━━━ Materials provided ━━━
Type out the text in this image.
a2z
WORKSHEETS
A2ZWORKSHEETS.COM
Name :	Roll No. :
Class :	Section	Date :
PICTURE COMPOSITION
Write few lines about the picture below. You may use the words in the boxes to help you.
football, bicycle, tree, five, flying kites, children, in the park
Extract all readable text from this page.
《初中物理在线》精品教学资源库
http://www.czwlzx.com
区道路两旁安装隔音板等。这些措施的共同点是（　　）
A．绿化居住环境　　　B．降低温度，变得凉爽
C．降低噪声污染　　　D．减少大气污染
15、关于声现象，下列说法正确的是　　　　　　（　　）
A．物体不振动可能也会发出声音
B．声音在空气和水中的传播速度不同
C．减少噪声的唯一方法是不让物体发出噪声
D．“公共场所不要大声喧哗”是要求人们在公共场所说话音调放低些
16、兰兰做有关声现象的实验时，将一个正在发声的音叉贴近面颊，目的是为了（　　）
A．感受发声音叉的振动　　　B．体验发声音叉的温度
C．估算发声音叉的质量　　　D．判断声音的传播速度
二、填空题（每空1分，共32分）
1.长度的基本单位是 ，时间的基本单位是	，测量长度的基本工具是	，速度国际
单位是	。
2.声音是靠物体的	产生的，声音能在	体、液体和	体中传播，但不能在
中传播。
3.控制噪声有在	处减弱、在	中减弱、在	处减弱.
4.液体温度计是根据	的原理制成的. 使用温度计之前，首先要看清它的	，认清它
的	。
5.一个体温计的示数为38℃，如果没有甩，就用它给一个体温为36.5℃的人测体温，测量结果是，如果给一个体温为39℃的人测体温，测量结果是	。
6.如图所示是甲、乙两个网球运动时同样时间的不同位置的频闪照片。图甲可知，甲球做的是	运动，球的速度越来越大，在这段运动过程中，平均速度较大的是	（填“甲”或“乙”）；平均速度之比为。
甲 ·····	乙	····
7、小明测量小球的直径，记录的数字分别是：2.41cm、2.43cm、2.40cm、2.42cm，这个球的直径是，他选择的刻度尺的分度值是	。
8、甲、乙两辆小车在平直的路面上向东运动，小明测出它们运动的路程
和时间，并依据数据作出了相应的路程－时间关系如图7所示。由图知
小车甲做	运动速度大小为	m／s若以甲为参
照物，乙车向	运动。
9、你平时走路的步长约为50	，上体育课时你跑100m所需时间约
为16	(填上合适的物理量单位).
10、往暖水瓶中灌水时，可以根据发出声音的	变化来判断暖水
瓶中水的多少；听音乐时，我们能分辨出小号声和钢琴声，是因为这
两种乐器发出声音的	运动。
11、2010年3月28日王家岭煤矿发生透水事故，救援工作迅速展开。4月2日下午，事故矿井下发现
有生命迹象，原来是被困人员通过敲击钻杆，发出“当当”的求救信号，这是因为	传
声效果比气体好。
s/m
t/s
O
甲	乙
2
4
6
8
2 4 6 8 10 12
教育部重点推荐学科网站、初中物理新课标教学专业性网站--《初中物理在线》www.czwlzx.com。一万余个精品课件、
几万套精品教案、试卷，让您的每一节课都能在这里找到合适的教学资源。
━━━
Task to complete => Set out the complete listing exactly as shown.

Exercise answer =>
Type out the text in this image.
a2z
WORKSHEETS
A2ZWORKSHEETS.COM
Name :	Roll No. :
Class :	Section	Date :
PICTURE COMPOSITION
Write few lines about the picture below. You may use the words in the boxes to help you.
football, bicycle, tree, five, flying kites, children, in the park
Extract all readable text from this page.
《初中物理在线》精品教学资源库
http://www.czwlzx.com
区道路两旁安装隔音板等。这些措施的共同点是（　　）
A．绿化居住环境　　　B．降低温度，变得凉爽
C．降低噪声污染　　　D．减少大气污染
15、关于声现象，下列说法正确的是　　　　　　（　　）
A．物体不振动可能也会发出声音
B．声音在空气和水中的传播速度不同
C．减少噪声的唯一方法是不让物体发出噪声
D．“公共场所不要大声喧哗”是要求人们在公共场所说话音调放低些
16、兰兰做有关声现象的实验时，将一个正在发声的音叉贴近面颊，目的是为了（　　）
A．感受发声音叉的振动　　　B．体验发声音叉的温度
C．估算发声音叉的质量　　　D．判断声音的传播速度
二、填空题（每空1分，共32分）
1.长度的基本单位是 ，时间的基本单位是	，测量长度的基本工具是	，速度国际
单位是	。
2.声音是靠物体的	产生的，声音能在	体、液体和	体中传播，但不能在
中传播。
3.控制噪声有在	处减弱、在	中减弱、在	处减弱.
4.液体温度计是根据	的原理制成的. 使用温度计之前，首先要看清它的	，认清它
的	。
5.一个体温计的示数为38℃，如果没有甩，就用它给一个体温为36.5℃的人测体温，测量结果是，如果给一个体温为39℃的人测体温，测量结果是	。
6.如图所示是甲、乙两个网球运动时同样时间的不同位置的频闪照片。图甲可知，甲球做的是	运动，球的速度越来越大，在这段运动过程中，平均速度较大的是	（填“甲”或“乙”）；平均速度之比为。
甲 ·····	乙	····
7、小明测量小球的直径，记录的数字分别是：2.41cm、2.43cm、2.40cm、2.42cm，这个球的直径是，他选择的刻度尺的分度值是	。
8、甲、乙两辆小车在平直的路面上向东运动，小明测出它们运动的路程
和时间，并依据数据作出了相应的路程－时间关系如图7所示。由图知
小车甲做	运动速度大小为	m／s若以甲为参
照物，乙车向	运动。
9、你平时走路的步长约为50	，上体育课时你跑100m所需时间约
为16	(填上合适的物理量单位).
10、往暖水瓶中灌水时，可以根据发出声音的	变化来判断暖水
瓶中水的多少；听音乐时，我们能分辨出小号声和钢琴声，是因为这
两种乐器发出声音的	运动。
11、2010年3月28日王家岭煤矿发生透水事故，救援工作迅速展开。4月2日下午，事故矿井下发现
有生命迹象，原来是被困人员通过敲击钻杆，发出“当当”的求救信号，这是因为	传
声效果比气体好。
s/m
t/s
O
甲	乙
2
4
6
8
2 4 6 8 10 12
教育部重点推荐学科网站、初中物理新课标教学专业性网站--《初中物理在线》www.czwlzx.com。一万余个精品课件、
几万套精品教案、试卷，让您的每一节课都能在这里找到合适的教学资源。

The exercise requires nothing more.